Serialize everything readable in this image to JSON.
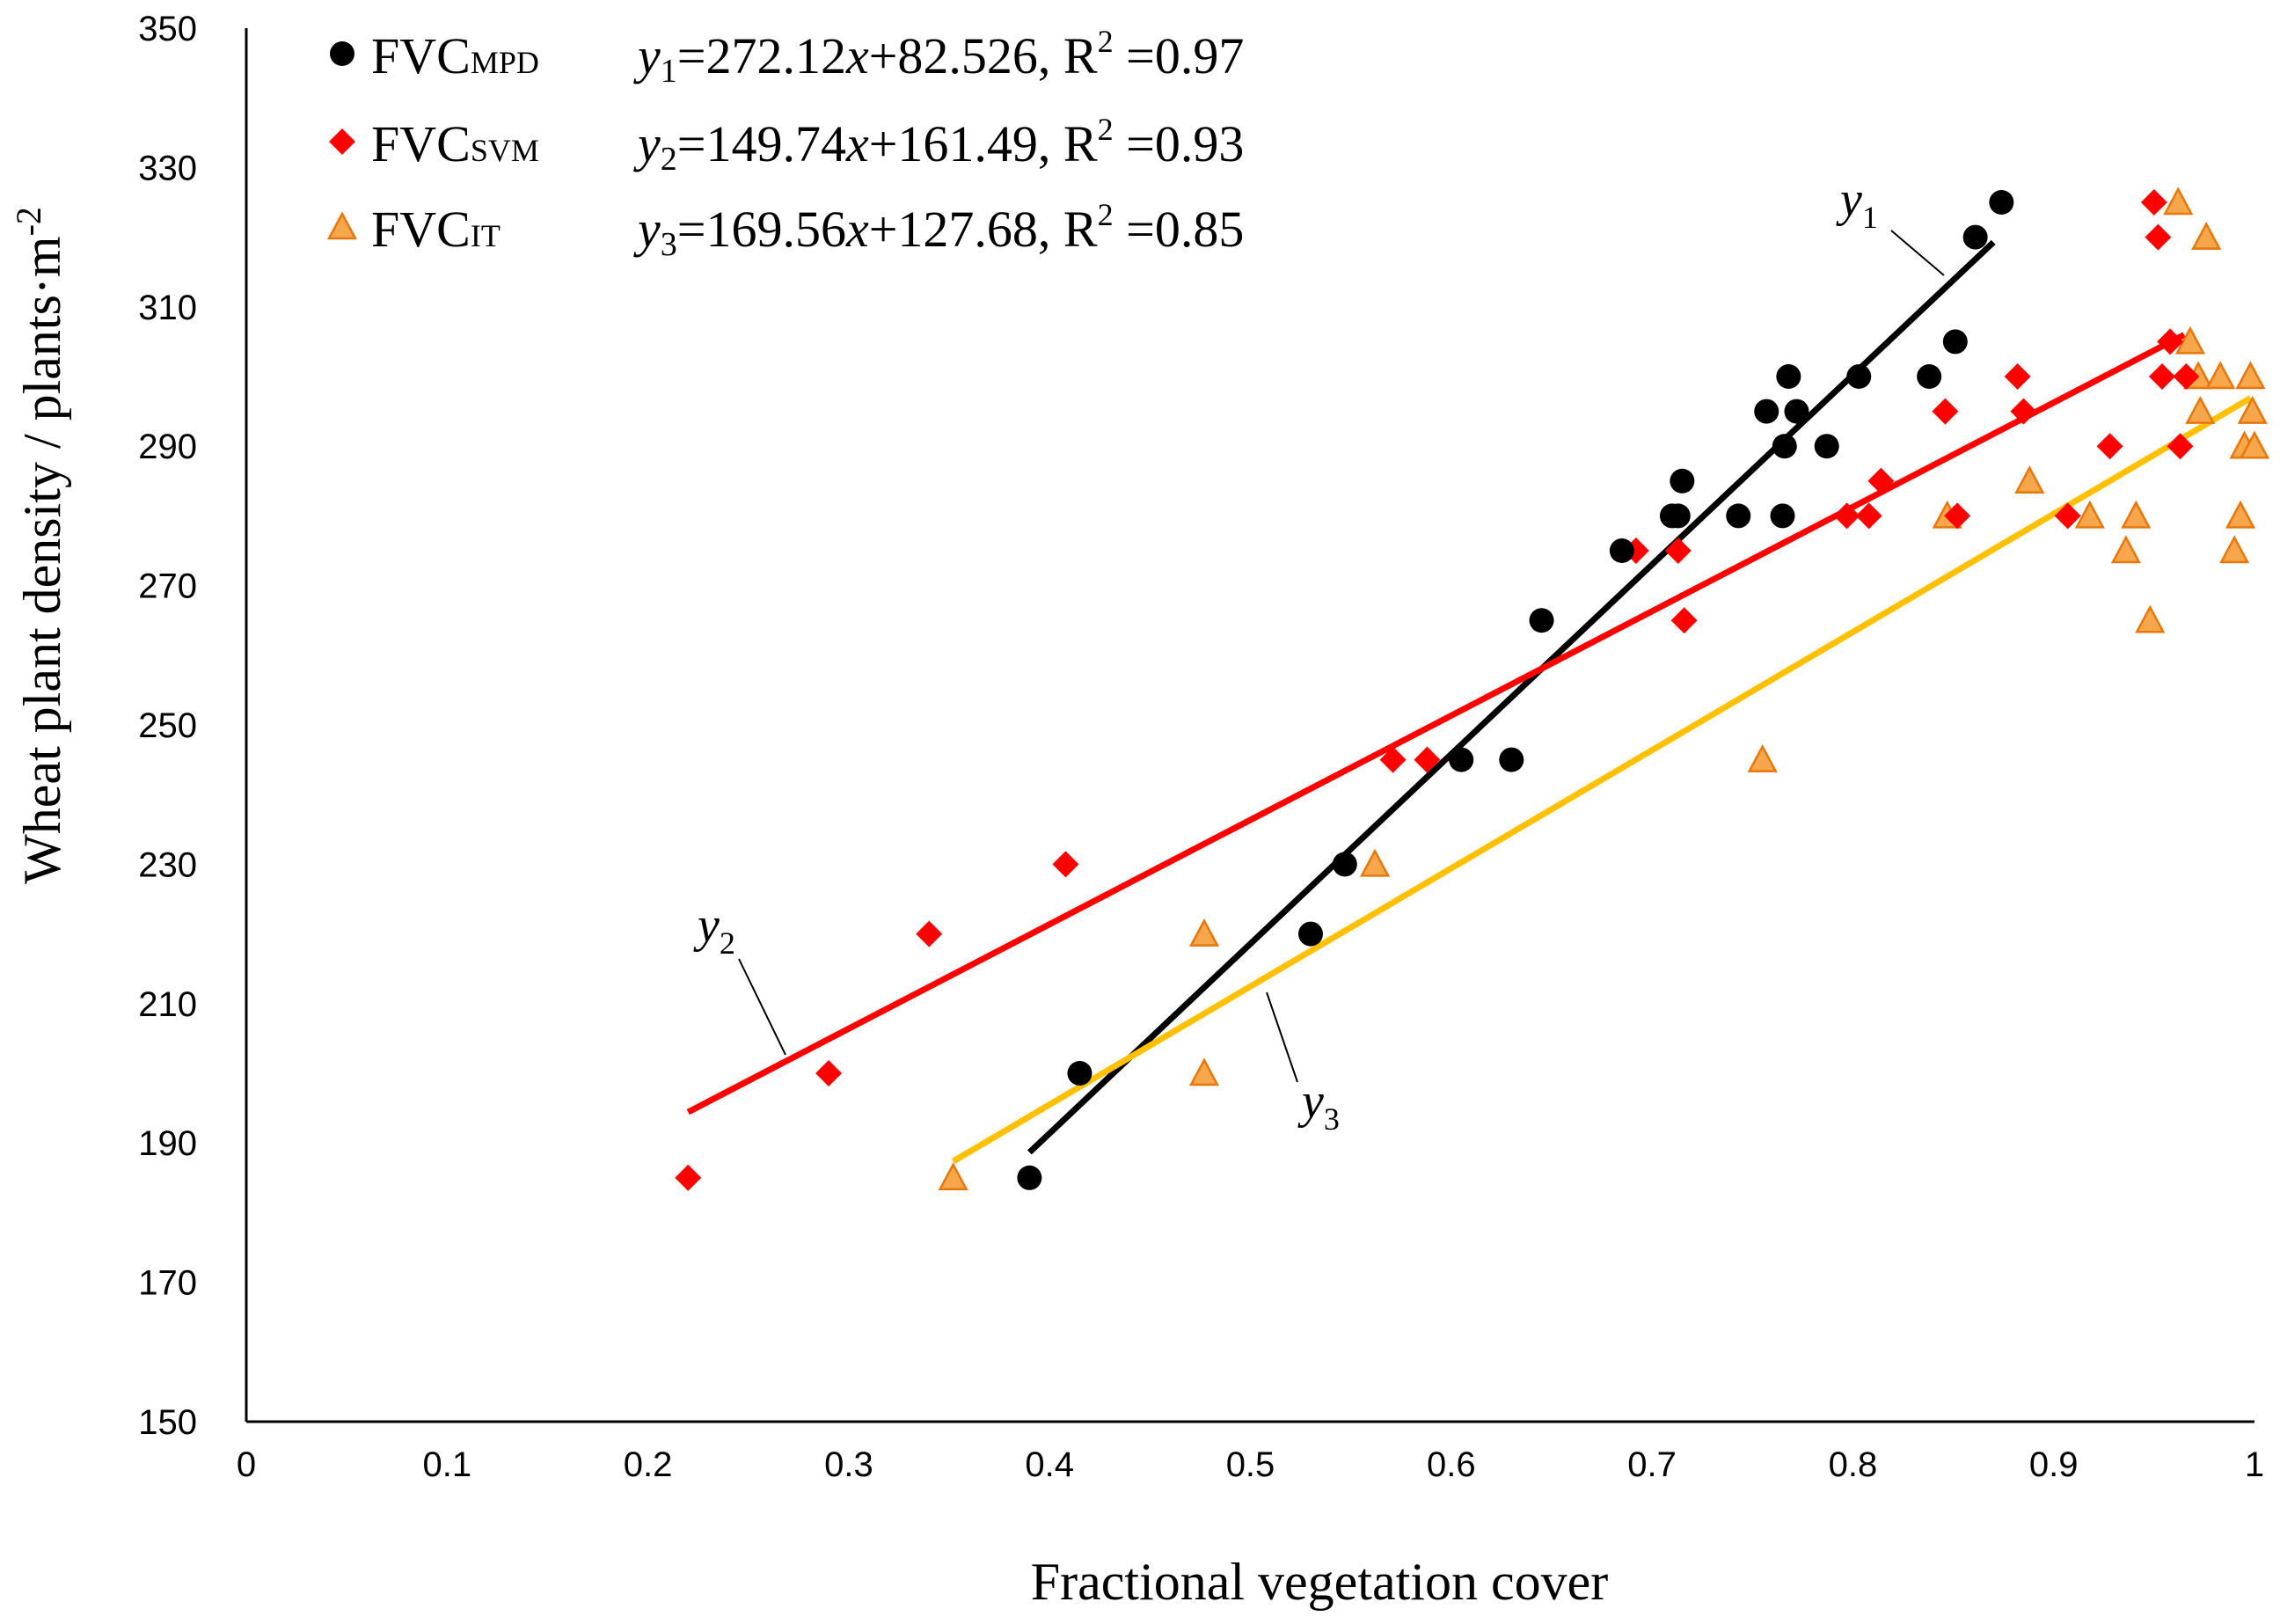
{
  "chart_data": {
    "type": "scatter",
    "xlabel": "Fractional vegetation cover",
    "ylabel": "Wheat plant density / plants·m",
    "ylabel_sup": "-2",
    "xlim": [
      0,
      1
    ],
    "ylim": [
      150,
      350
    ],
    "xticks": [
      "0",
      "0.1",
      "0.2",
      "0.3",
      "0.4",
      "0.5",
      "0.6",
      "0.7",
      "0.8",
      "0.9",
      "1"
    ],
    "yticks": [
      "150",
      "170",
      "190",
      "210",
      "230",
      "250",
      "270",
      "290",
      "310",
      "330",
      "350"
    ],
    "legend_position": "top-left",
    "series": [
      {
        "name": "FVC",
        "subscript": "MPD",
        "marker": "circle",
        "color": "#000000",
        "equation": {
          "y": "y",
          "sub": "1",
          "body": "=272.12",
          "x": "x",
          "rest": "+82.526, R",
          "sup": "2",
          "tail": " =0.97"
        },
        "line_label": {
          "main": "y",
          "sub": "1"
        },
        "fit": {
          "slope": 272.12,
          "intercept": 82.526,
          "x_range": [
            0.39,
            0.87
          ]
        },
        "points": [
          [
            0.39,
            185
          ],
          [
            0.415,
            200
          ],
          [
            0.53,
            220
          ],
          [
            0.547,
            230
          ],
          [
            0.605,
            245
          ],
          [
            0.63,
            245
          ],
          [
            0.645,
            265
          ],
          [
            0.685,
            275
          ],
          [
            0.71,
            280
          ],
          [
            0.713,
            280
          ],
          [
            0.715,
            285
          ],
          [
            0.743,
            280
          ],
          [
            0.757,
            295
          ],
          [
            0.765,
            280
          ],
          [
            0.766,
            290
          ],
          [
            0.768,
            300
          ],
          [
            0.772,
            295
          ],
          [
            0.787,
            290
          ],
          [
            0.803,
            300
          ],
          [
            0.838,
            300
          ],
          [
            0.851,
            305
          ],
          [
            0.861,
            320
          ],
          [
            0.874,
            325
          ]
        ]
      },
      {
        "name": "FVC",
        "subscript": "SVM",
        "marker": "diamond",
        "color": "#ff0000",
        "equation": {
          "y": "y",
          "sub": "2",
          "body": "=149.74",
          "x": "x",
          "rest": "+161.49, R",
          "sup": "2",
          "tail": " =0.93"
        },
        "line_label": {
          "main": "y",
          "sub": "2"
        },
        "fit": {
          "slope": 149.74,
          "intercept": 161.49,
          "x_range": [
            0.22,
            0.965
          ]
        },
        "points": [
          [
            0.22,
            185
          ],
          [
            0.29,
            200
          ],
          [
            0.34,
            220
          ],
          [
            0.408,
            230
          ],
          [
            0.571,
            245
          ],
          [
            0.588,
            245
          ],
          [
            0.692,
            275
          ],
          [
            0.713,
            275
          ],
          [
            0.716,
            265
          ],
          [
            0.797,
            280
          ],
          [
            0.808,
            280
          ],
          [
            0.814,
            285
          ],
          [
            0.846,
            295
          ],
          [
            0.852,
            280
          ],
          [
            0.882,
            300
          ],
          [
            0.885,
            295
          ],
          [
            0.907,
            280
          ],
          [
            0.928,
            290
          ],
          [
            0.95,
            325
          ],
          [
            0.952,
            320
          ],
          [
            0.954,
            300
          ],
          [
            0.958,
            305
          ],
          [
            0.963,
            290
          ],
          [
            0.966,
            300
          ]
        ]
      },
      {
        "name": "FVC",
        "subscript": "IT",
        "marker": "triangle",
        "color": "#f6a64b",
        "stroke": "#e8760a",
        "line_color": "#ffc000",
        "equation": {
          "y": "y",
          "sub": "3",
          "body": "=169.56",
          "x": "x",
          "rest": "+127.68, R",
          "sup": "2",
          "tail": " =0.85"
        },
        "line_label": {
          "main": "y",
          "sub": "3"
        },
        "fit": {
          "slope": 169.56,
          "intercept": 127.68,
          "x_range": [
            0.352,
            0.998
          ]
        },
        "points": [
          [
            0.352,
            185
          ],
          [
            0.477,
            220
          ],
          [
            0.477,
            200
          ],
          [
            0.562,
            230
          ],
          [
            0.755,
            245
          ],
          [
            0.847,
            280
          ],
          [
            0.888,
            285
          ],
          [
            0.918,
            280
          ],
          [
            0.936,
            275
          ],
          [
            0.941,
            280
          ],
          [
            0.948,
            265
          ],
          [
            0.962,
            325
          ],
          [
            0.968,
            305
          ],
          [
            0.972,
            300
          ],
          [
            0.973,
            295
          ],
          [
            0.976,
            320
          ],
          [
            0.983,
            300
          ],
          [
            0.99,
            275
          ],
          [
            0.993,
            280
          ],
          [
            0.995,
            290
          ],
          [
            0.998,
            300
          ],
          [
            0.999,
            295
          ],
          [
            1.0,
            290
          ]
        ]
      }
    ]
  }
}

-=-=-

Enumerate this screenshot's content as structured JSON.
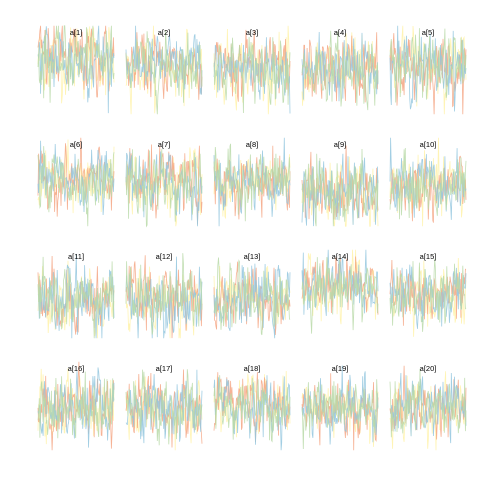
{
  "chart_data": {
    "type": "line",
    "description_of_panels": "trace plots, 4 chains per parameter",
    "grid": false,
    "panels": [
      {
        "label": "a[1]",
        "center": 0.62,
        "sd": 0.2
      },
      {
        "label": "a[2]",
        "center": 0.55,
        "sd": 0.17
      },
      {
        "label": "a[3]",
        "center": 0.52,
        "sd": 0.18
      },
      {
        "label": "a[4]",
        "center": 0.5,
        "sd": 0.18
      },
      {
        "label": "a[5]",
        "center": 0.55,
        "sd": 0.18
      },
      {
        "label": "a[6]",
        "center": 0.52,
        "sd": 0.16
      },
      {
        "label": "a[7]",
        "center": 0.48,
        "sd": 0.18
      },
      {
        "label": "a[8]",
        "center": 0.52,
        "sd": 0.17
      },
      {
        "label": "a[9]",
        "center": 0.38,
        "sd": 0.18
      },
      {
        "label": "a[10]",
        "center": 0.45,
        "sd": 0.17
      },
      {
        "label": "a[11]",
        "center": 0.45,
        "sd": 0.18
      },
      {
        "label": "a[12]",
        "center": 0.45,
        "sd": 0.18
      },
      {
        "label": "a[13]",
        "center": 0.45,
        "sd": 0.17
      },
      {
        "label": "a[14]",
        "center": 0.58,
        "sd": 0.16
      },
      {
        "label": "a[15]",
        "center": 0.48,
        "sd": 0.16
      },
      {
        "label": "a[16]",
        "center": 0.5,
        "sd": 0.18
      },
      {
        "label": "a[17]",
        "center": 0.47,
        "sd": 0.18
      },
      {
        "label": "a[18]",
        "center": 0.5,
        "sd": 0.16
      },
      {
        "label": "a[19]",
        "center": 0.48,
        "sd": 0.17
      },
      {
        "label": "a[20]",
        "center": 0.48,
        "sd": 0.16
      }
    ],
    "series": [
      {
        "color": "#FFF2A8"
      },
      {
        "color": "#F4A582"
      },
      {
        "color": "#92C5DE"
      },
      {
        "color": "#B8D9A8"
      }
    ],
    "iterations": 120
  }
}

-=-=-

What the task requires >> Identify each line of the material where the word "rest" shows up, and copy it.

Exercise solution >>
          "rest": "+82.526, R",
          "rest": "+161.49, R",
          "rest": "+127.68, R",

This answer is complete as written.